#### Items from a figure collection:
══════════

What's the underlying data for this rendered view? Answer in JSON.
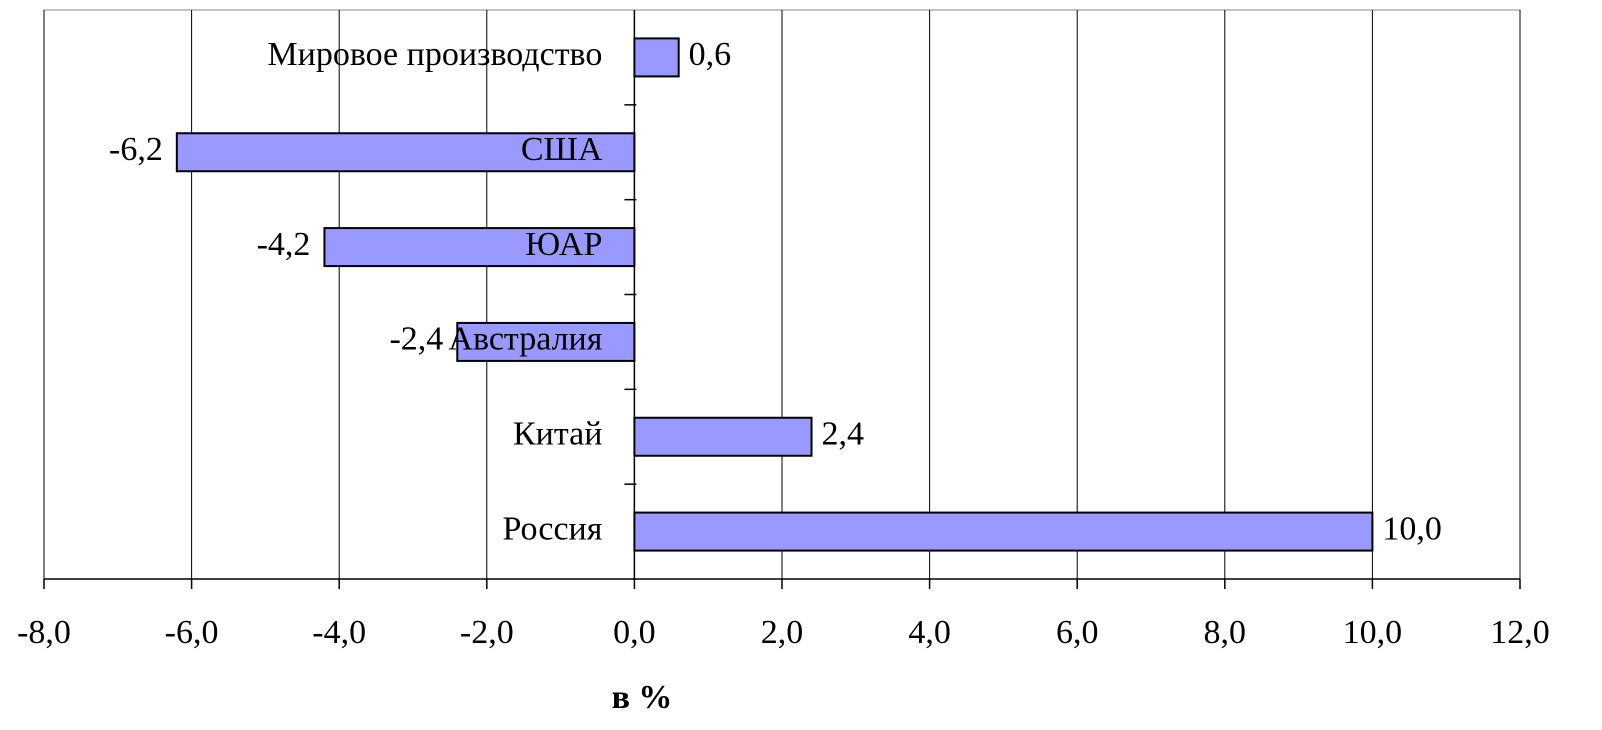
{
  "chart_data": {
    "type": "bar",
    "orientation": "horizontal",
    "categories": [
      "Мировое производство",
      "США",
      "ЮАР",
      "Австралия",
      "Китай",
      "Россия"
    ],
    "values": [
      0.6,
      -6.2,
      -4.2,
      -2.4,
      2.4,
      10.0
    ],
    "value_labels": [
      "0,6",
      "-6,2",
      "-4,2",
      "-2,4",
      "2,4",
      "10,0"
    ],
    "color": "#9999ff",
    "x_label": "в %",
    "xlim": [
      -8,
      12
    ],
    "xticks": [
      {
        "value": -8,
        "label": "-8,0"
      },
      {
        "value": -6,
        "label": "-6,0"
      },
      {
        "value": -4,
        "label": "-4,0"
      },
      {
        "value": -2,
        "label": "-2,0"
      },
      {
        "value": 0,
        "label": "0,0"
      },
      {
        "value": 2,
        "label": "2,0"
      },
      {
        "value": 4,
        "label": "4,0"
      },
      {
        "value": 6,
        "label": "6,0"
      },
      {
        "value": 8,
        "label": "8,0"
      },
      {
        "value": 10,
        "label": "10,0"
      },
      {
        "value": 12,
        "label": "12,0"
      }
    ],
    "grid": true
  }
}
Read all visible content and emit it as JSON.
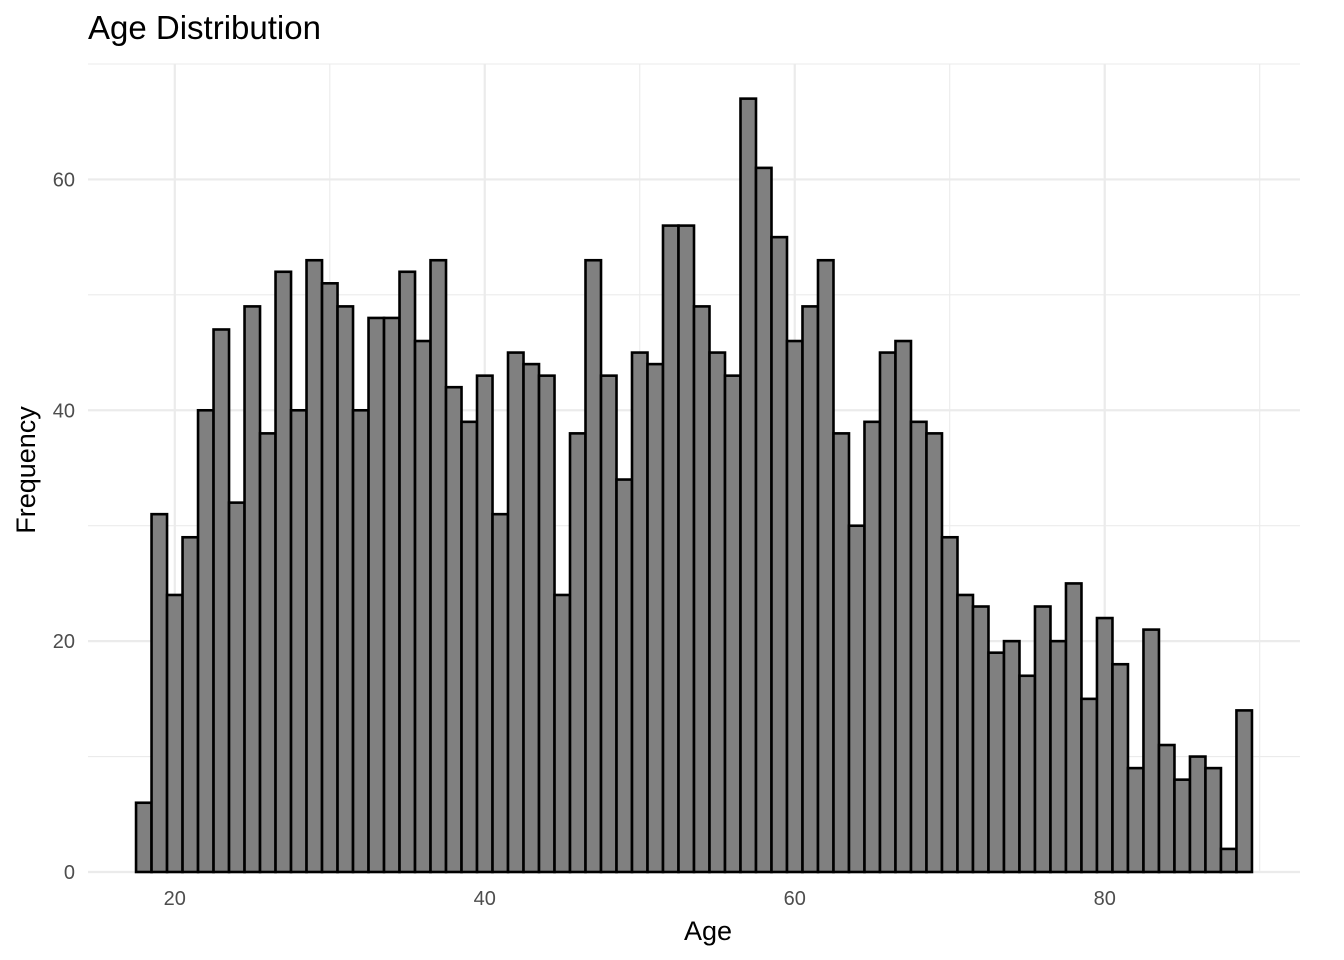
{
  "chart_data": {
    "type": "bar",
    "title": "Age Distribution",
    "xlabel": "Age",
    "ylabel": "Frequency",
    "xlim": [
      14.4,
      92.6
    ],
    "ylim": [
      0,
      70
    ],
    "x_ticks": [
      20,
      40,
      60,
      80
    ],
    "y_ticks": [
      0,
      20,
      40,
      60
    ],
    "grid": true,
    "legend": "none",
    "bin_width": 1,
    "bin_start": 17.5,
    "values": [
      6,
      31,
      24,
      29,
      40,
      47,
      32,
      49,
      38,
      52,
      40,
      53,
      51,
      49,
      40,
      48,
      48,
      52,
      46,
      53,
      42,
      39,
      43,
      31,
      45,
      44,
      43,
      24,
      38,
      53,
      43,
      34,
      45,
      44,
      56,
      56,
      49,
      45,
      43,
      67,
      61,
      55,
      46,
      49,
      53,
      38,
      30,
      39,
      45,
      46,
      39,
      38,
      29,
      24,
      23,
      19,
      20,
      17,
      23,
      20,
      25,
      15,
      22,
      18,
      9,
      21,
      11,
      8,
      10,
      9,
      2,
      14
    ],
    "bar_fill": "#808080",
    "bar_stroke": "#000000",
    "grid_color": "#ebebeb"
  }
}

══════════

#### GIVEN EXERCISE:
Output the records above exactly; leave out the pictures.

#### RESULT BELOW:
What's the underlying data for this rendered view? Answer in JSON.
{
  "chart_data": {
    "type": "bar",
    "orientation": "horizontal",
    "categories": [
      "Мировое производство",
      "США",
      "ЮАР",
      "Австралия",
      "Китай",
      "Россия"
    ],
    "values": [
      0.6,
      -6.2,
      -4.2,
      -2.4,
      2.4,
      10.0
    ],
    "value_labels": [
      "0,6",
      "-6,2",
      "-4,2",
      "-2,4",
      "2,4",
      "10,0"
    ],
    "color": "#9999ff",
    "x_label": "в %",
    "xlim": [
      -8,
      12
    ],
    "xticks": [
      {
        "value": -8,
        "label": "-8,0"
      },
      {
        "value": -6,
        "label": "-6,0"
      },
      {
        "value": -4,
        "label": "-4,0"
      },
      {
        "value": -2,
        "label": "-2,0"
      },
      {
        "value": 0,
        "label": "0,0"
      },
      {
        "value": 2,
        "label": "2,0"
      },
      {
        "value": 4,
        "label": "4,0"
      },
      {
        "value": 6,
        "label": "6,0"
      },
      {
        "value": 8,
        "label": "8,0"
      },
      {
        "value": 10,
        "label": "10,0"
      },
      {
        "value": 12,
        "label": "12,0"
      }
    ],
    "grid": true
  }
}
Read all visible content and emit it as JSON.
{
  "chart_data": {
    "type": "bar",
    "title": "Age Distribution",
    "xlabel": "Age",
    "ylabel": "Frequency",
    "xlim": [
      14.4,
      92.6
    ],
    "ylim": [
      0,
      70
    ],
    "x_ticks": [
      20,
      40,
      60,
      80
    ],
    "y_ticks": [
      0,
      20,
      40,
      60
    ],
    "grid": true,
    "legend": "none",
    "bin_width": 1,
    "bin_start": 17.5,
    "values": [
      6,
      31,
      24,
      29,
      40,
      47,
      32,
      49,
      38,
      52,
      40,
      53,
      51,
      49,
      40,
      48,
      48,
      52,
      46,
      53,
      42,
      39,
      43,
      31,
      45,
      44,
      43,
      24,
      38,
      53,
      43,
      34,
      45,
      44,
      56,
      56,
      49,
      45,
      43,
      67,
      61,
      55,
      46,
      49,
      53,
      38,
      30,
      39,
      45,
      46,
      39,
      38,
      29,
      24,
      23,
      19,
      20,
      17,
      23,
      20,
      25,
      15,
      22,
      18,
      9,
      21,
      11,
      8,
      10,
      9,
      2,
      14
    ],
    "bar_fill": "#808080",
    "bar_stroke": "#000000",
    "grid_color": "#ebebeb"
  }
}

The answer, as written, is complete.